[REQUIRED WORK] Print the records below word for word, but leave out the pictures.
· · · ·
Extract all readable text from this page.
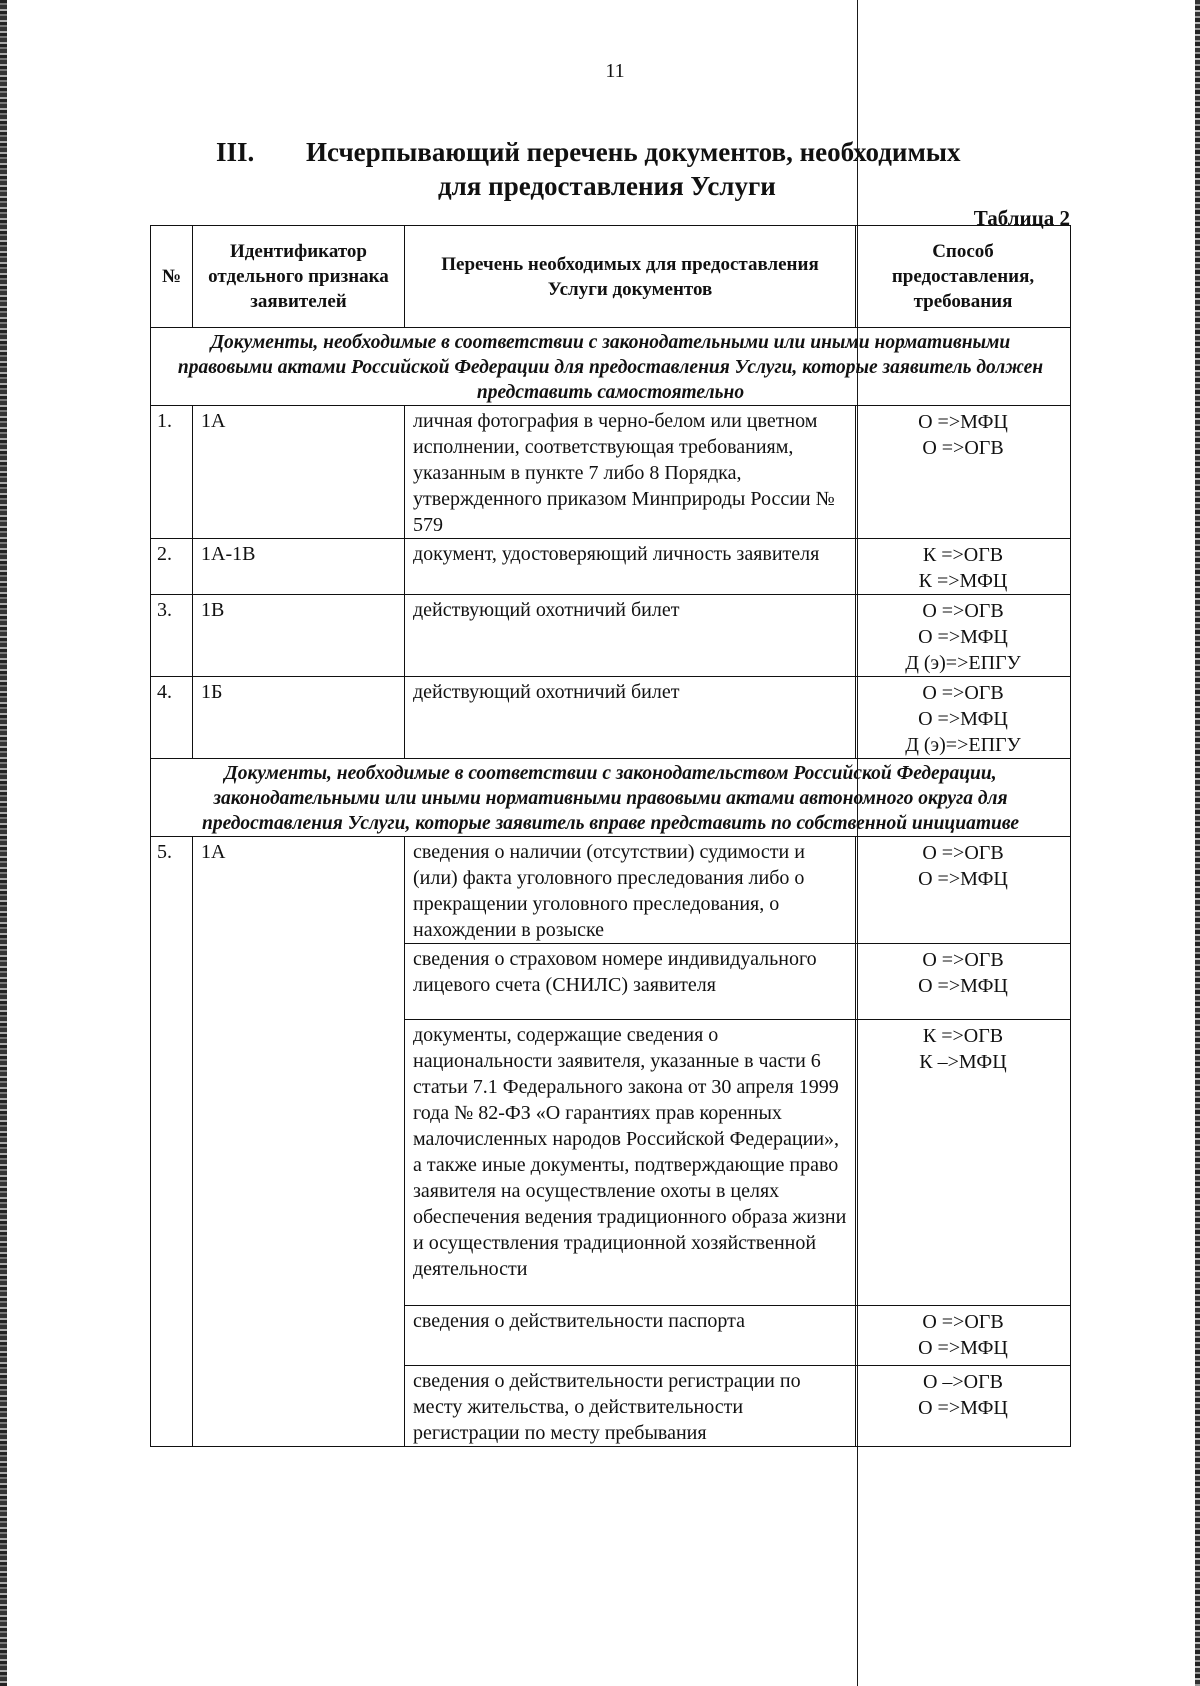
11
III. Исчерпывающий перечень документов, необходимых
для предоставления Услуги
Таблица 2
№	Идентификатор отдельного признака заявителей	Перечень необходимых для предоставления Услуги документов	Способ предоставления, требования
Документы, необходимые в соответствии с законодательными или иными нормативными правовыми актами Российской Федерации для предоставления Услуги, которые заявитель должен представить самостоятельно			
1.	1А	личная фотография в черно-белом или цветном исполнении, соответствующая требованиям, указанным в пункте 7 либо 8 Порядка, утвержденного приказом Минприроды России № 579	О =>МФЦ
О =>ОГВ

2.	1А-1В	документ, удостоверяющий личность заявителя	К =>ОГВ
К =>МФЦ

3.	1В	действующий охотничий билет	О =>ОГВ
О =>МФЦ
Д (э)=>ЕПГУ

4.	1Б	действующий охотничий билет	О =>ОГВ
О =>МФЦ
Д (э)=>ЕПГУ

Документы, необходимые в соответствии с законодательством Российской Федерации, законодательными или иными нормативными правовыми актами автономного округа для предоставления Услуги, которые заявитель вправе представить по собственной инициативе			
5.	1А	сведения о наличии (отсутствии) судимости и (или) факта уголовного преследования либо о прекращении уголовного преследования, о нахождении в розыске	О =>ОГВ
О =>МФЦ

		сведения о страховом номере индивидуального лицевого счета (СНИЛС) заявителя	О =>ОГВ
О =>МФЦ

		документы, содержащие сведения о национальности заявителя, указанные в части 6 статьи 7.1 Федерального закона от 30 апреля 1999 года № 82-ФЗ «О гарантиях прав коренных малочисленных народов Российской Федерации», а также иные документы, подтверждающие право заявителя на осуществление охоты в целях обеспечения ведения традиционного образа жизни и осуществления традиционной хозяйственной деятельности	К =>ОГВ
К –>МФЦ

		сведения о действительности паспорта	О =>ОГВ
О =>МФЦ

		сведения о действительности регистрации по месту жительства, о действительности регистрации по месту пребывания	О –>ОГВ
О =>МФЦ
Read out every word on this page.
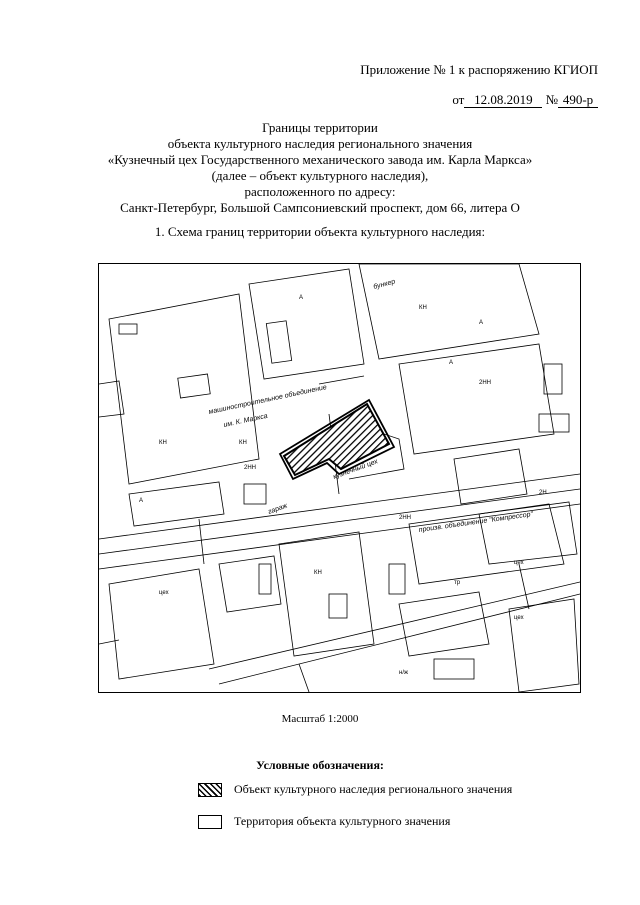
Приложение № 1 к распоряжению КГИОП
от 12.08.2019 № 490-р
Границы территории
объекта культурного наследия регионального значения
«Кузнечный цех Государственного механического завода им. Карла Маркса»
(далее – объект культурного наследия),
расположенного по адресу:
Санкт-Петербург, Большой Сампсониевский проспект, дом 66, литера О
1. Схема границ территории объекта культурного наследия:
машиностроительное объединение
им. К. Маркса
кузнечный цех
произв. объединение "Компрессор"
гараж
бункер
КН	КН
КН
2НН
цех
цех
КН
цех
тр
А
А
А
А
2Н
2НН
2НН
н/ж
Масштаб 1:2000
Условные обозначения:
Объект культурного наследия регионального значения
Территория объекта культурного значения
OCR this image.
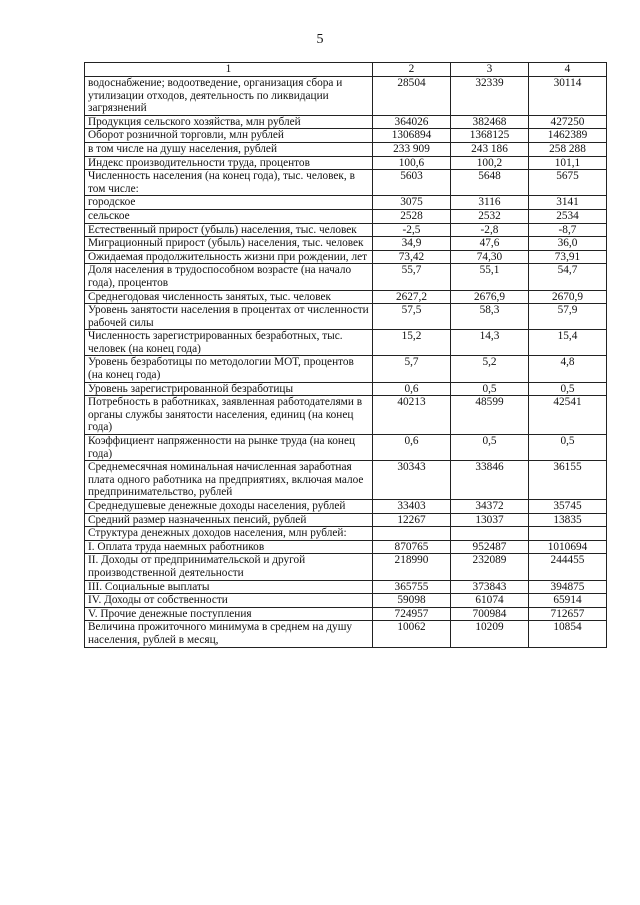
5
1	2	3	4
водоснабжение; водоотведение, организация сбора и утилизации отходов, деятельность по ликвидации загрязнений	28504	32339	30114
Продукция сельского хозяйства, млн рублей	364026	382468	427250
Оборот розничной торговли, млн рублей	1306894	1368125	1462389
в том числе на душу населения, рублей	233 909	243 186	258 288
Индекс производительности труда, процентов	100,6	100,2	101,1
Численность населения (на конец года), тыс. человек, в том числе:	5603	5648	5675
городское	3075	3116	3141
сельское	2528	2532	2534
Естественный прирост (убыль) населения, тыс. человек	-2,5	-2,8	-8,7
Миграционный прирост (убыль) населения, тыс. человек	34,9	47,6	36,0
Ожидаемая продолжительность жизни при рождении, лет	73,42	74,30	73,91
Доля населения в трудоспособном возрасте (на начало года), процентов	55,7	55,1	54,7
Среднегодовая численность занятых, тыс. человек	2627,2	2676,9	2670,9
Уровень занятости населения в процентах от численности рабочей силы	57,5	58,3	57,9
Численность зарегистрированных безработных, тыс. человек (на конец года)	15,2	14,3	15,4
Уровень безработицы по методологии МОТ, процентов (на конец года)	5,7	5,2	4,8
Уровень зарегистрированной безработицы	0,6	0,5	0,5
Потребность в работниках, заявленная работодателями в органы службы занятости населения, единиц (на конец года)	40213	48599	42541
Коэффициент напряженности на рынке труда (на конец года)	0,6	0,5	0,5
Среднемесячная номинальная начисленная заработная плата одного работника на предприятиях, включая малое предпринимательство, рублей	30343	33846	36155
Среднедушевые денежные доходы населения, рублей	33403	34372	35745
Средний размер назначенных пенсий, рублей	12267	13037	13835
Структура денежных доходов населения, млн рублей:			
I. Оплата труда наемных работников	870765	952487	1010694
II. Доходы от предпринимательской и другой производственной деятельности	218990	232089	244455
III. Социальные выплаты	365755	373843	394875
IV. Доходы от собственности	59098	61074	65914
V. Прочие денежные поступления	724957	700984	712657
Величина прожиточного минимума в среднем на душу населения, рублей в месяц,	10062	10209	10854
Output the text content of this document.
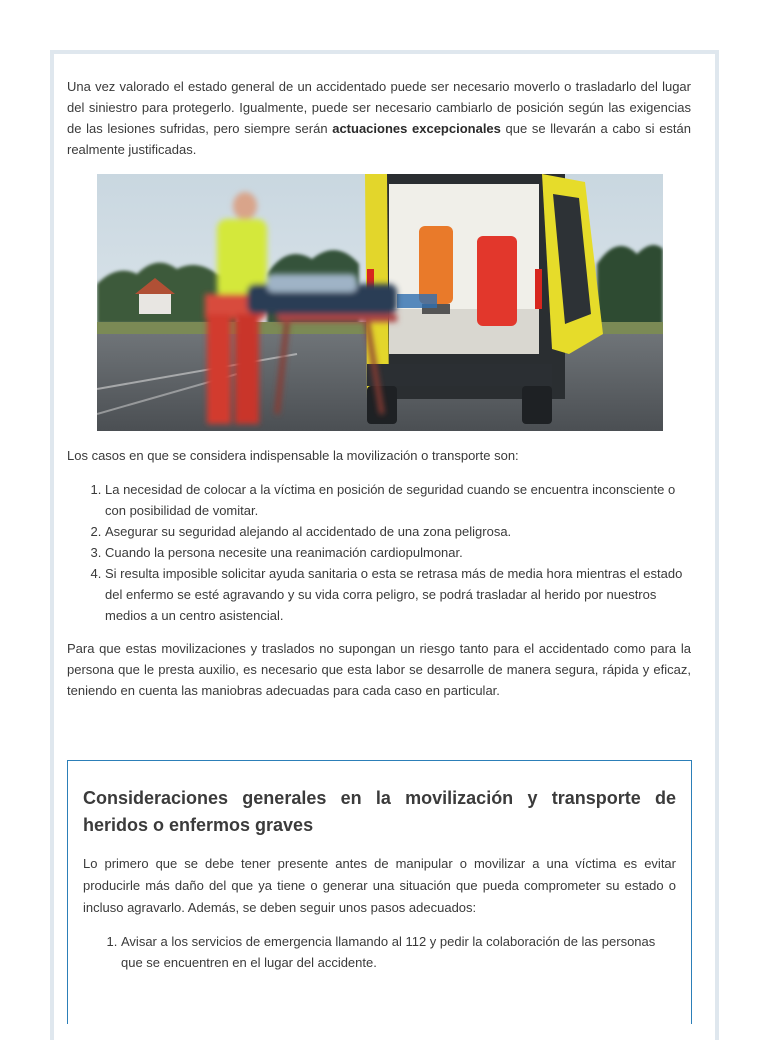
Una vez valorado el estado general de un accidentado puede ser necesario moverlo o trasladarlo del lugar del siniestro para protegerlo. Igualmente, puede ser necesario cambiarlo de posición según las exigencias de las lesiones sufridas, pero siempre serán actuaciones excepcionales que se llevarán a cabo si están realmente justificadas.

Los casos en que se considera indispensable la movilización o transporte son:

1. La necesidad de colocar a la víctima en posición de seguridad cuando se encuentra inconsciente o con posibilidad de vomitar.
2. Asegurar su seguridad alejando al accidentado de una zona peligrosa.
3. Cuando la persona necesite una reanimación cardiopulmonar.
4. Si resulta imposible solicitar ayuda sanitaria o esta se retrasa más de media hora mientras el estado del enfermo se esté agravando y su vida corra peligro, se podrá trasladar al herido por nuestros medios a un centro asistencial.

Para que estas movilizaciones y traslados no supongan un riesgo tanto para el accidentado como para la persona que le presta auxilio, es necesario que esta labor se desarrolle de manera segura, rápida y eficaz, teniendo en cuenta las maniobras adecuadas para cada caso en particular.

Consideraciones generales en la movilización y transporte de heridos o enfermos graves

Lo primero que se debe tener presente antes de manipular o movilizar a una víctima es evitar producirle más daño del que ya tiene o generar una situación que pueda comprometer su estado o incluso agravarlo. Además, se deben seguir unos pasos adecuados:

1. Avisar a los servicios de emergencia llamando al 112 y pedir la colaboración de las personas que se encuentren en el lugar del accidente.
· · · ·
[RESULT OF THE TASK]
Extract all readable text from this page.
11
III. Исчерпывающий перечень документов, необходимых
для предоставления Услуги
Таблица 2
№	Идентификатор отдельного признака заявителей	Перечень необходимых для предоставления Услуги документов	Способ предоставления, требования
Документы, необходимые в соответствии с законодательными или иными нормативными правовыми актами Российской Федерации для предоставления Услуги, которые заявитель должен представить самостоятельно			
1.	1А	личная фотография в черно-белом или цветном исполнении, соответствующая требованиям, указанным в пункте 7 либо 8 Порядка, утвержденного приказом Минприроды России № 579	О =>МФЦ
О =>ОГВ

2.	1А-1В	документ, удостоверяющий личность заявителя	К =>ОГВ
К =>МФЦ

3.	1В	действующий охотничий билет	О =>ОГВ
О =>МФЦ
Д (э)=>ЕПГУ

4.	1Б	действующий охотничий билет	О =>ОГВ
О =>МФЦ
Д (э)=>ЕПГУ

Документы, необходимые в соответствии с законодательством Российской Федерации, законодательными или иными нормативными правовыми актами автономного округа для предоставления Услуги, которые заявитель вправе представить по собственной инициативе			
5.	1А	сведения о наличии (отсутствии) судимости и (или) факта уголовного преследования либо о прекращении уголовного преследования, о нахождении в розыске	О =>ОГВ
О =>МФЦ

		сведения о страховом номере индивидуального лицевого счета (СНИЛС) заявителя	О =>ОГВ
О =>МФЦ

		документы, содержащие сведения о национальности заявителя, указанные в части 6 статьи 7.1 Федерального закона от 30 апреля 1999 года № 82-ФЗ «О гарантиях прав коренных малочисленных народов Российской Федерации», а также иные документы, подтверждающие право заявителя на осуществление охоты в целях обеспечения ведения традиционного образа жизни и осуществления традиционной хозяйственной деятельности	К =>ОГВ
К –>МФЦ

		сведения о действительности паспорта	О =>ОГВ
О =>МФЦ

		сведения о действительности регистрации по месту жительства, о действительности регистрации по месту пребывания	О –>ОГВ
О =>МФЦ
Read out every word on this page.
Приложение № 1 к распоряжению КГИОП
от 12.08.2019 № 490-р
Границы территории
объекта культурного наследия регионального значения
«Кузнечный цех Государственного механического завода им. Карла Маркса»
(далее – объект культурного наследия),
расположенного по адресу:
Санкт-Петербург, Большой Сампсониевский проспект, дом 66, литера О
1. Схема границ территории объекта культурного наследия:
машиностроительное объединение
им. К. Маркса
кузнечный цех
произв. объединение "Компрессор"
гараж
бункер
КН	КН
КН
2НН
цех
цех
КН
цех
тр
А
А
А
А
2Н
2НН
2НН
н/ж
Масштаб 1:2000
Условные обозначения:
Объект культурного наследия регионального значения
Территория объекта культурного значения
OCR this image.
5
1	2	3	4
водоснабжение; водоотведение, организация сбора и утилизации отходов, деятельность по ликвидации загрязнений	28504	32339	30114
Продукция сельского хозяйства, млн рублей	364026	382468	427250
Оборот розничной торговли, млн рублей	1306894	1368125	1462389
в том числе на душу населения, рублей	233 909	243 186	258 288
Индекс производительности труда, процентов	100,6	100,2	101,1
Численность населения (на конец года), тыс. человек, в том числе:	5603	5648	5675
городское	3075	3116	3141
сельское	2528	2532	2534
Естественный прирост (убыль) населения, тыс. человек	-2,5	-2,8	-8,7
Миграционный прирост (убыль) населения, тыс. человек	34,9	47,6	36,0
Ожидаемая продолжительность жизни при рождении, лет	73,42	74,30	73,91
Доля населения в трудоспособном возрасте (на начало года), процентов	55,7	55,1	54,7
Среднегодовая численность занятых, тыс. человек	2627,2	2676,9	2670,9
Уровень занятости населения в процентах от численности рабочей силы	57,5	58,3	57,9
Численность зарегистрированных безработных, тыс. человек (на конец года)	15,2	14,3	15,4
Уровень безработицы по методологии МОТ, процентов (на конец года)	5,7	5,2	4,8
Уровень зарегистрированной безработицы	0,6	0,5	0,5
Потребность в работниках, заявленная работодателями в органы службы занятости населения, единиц (на конец года)	40213	48599	42541
Коэффициент напряженности на рынке труда (на конец года)	0,6	0,5	0,5
Среднемесячная номинальная начисленная заработная плата одного работника на предприятиях, включая малое предпринимательство, рублей	30343	33846	36155
Среднедушевые денежные доходы населения, рублей	33403	34372	35745
Средний размер назначенных пенсий, рублей	12267	13037	13835
Структура денежных доходов населения, млн рублей:			
I. Оплата труда наемных работников	870765	952487	1010694
II. Доходы от предпринимательской и другой производственной деятельности	218990	232089	244455
III. Социальные выплаты	365755	373843	394875
IV. Доходы от собственности	59098	61074	65914
V. Прочие денежные поступления	724957	700984	712657
Величина прожиточного минимума в среднем на душу населения, рублей в месяц,	10062	10209	10854
Output the text content of this document.
Una vez valorado el estado general de un accidentado puede ser necesario moverlo o trasladarlo del lugar del siniestro para protegerlo. Igualmente, puede ser necesario cambiarlo de posición según las exigencias de las lesiones sufridas, pero siempre serán actuaciones excepcionales que se llevarán a cabo si están realmente justificadas.

Los casos en que se considera indispensable la movilización o transporte son:

1. La necesidad de colocar a la víctima en posición de seguridad cuando se encuentra inconsciente o con posibilidad de vomitar.
2. Asegurar su seguridad alejando al accidentado de una zona peligrosa.
3. Cuando la persona necesite una reanimación cardiopulmonar.
4. Si resulta imposible solicitar ayuda sanitaria o esta se retrasa más de media hora mientras el estado del enfermo se esté agravando y su vida corra peligro, se podrá trasladar al herido por nuestros medios a un centro asistencial.

Para que estas movilizaciones y traslados no supongan un riesgo tanto para el accidentado como para la persona que le presta auxilio, es necesario que esta labor se desarrolle de manera segura, rápida y eficaz, teniendo en cuenta las maniobras adecuadas para cada caso en particular.

Consideraciones generales en la movilización y transporte de heridos o enfermos graves

Lo primero que se debe tener presente antes de manipular o movilizar a una víctima es evitar producirle más daño del que ya tiene o generar una situación que pueda comprometer su estado o incluso agravarlo. Además, se deben seguir unos pasos adecuados:

1. Avisar a los servicios de emergencia llamando al 112 y pedir la colaboración de las personas que se encuentren en el lugar del accidente.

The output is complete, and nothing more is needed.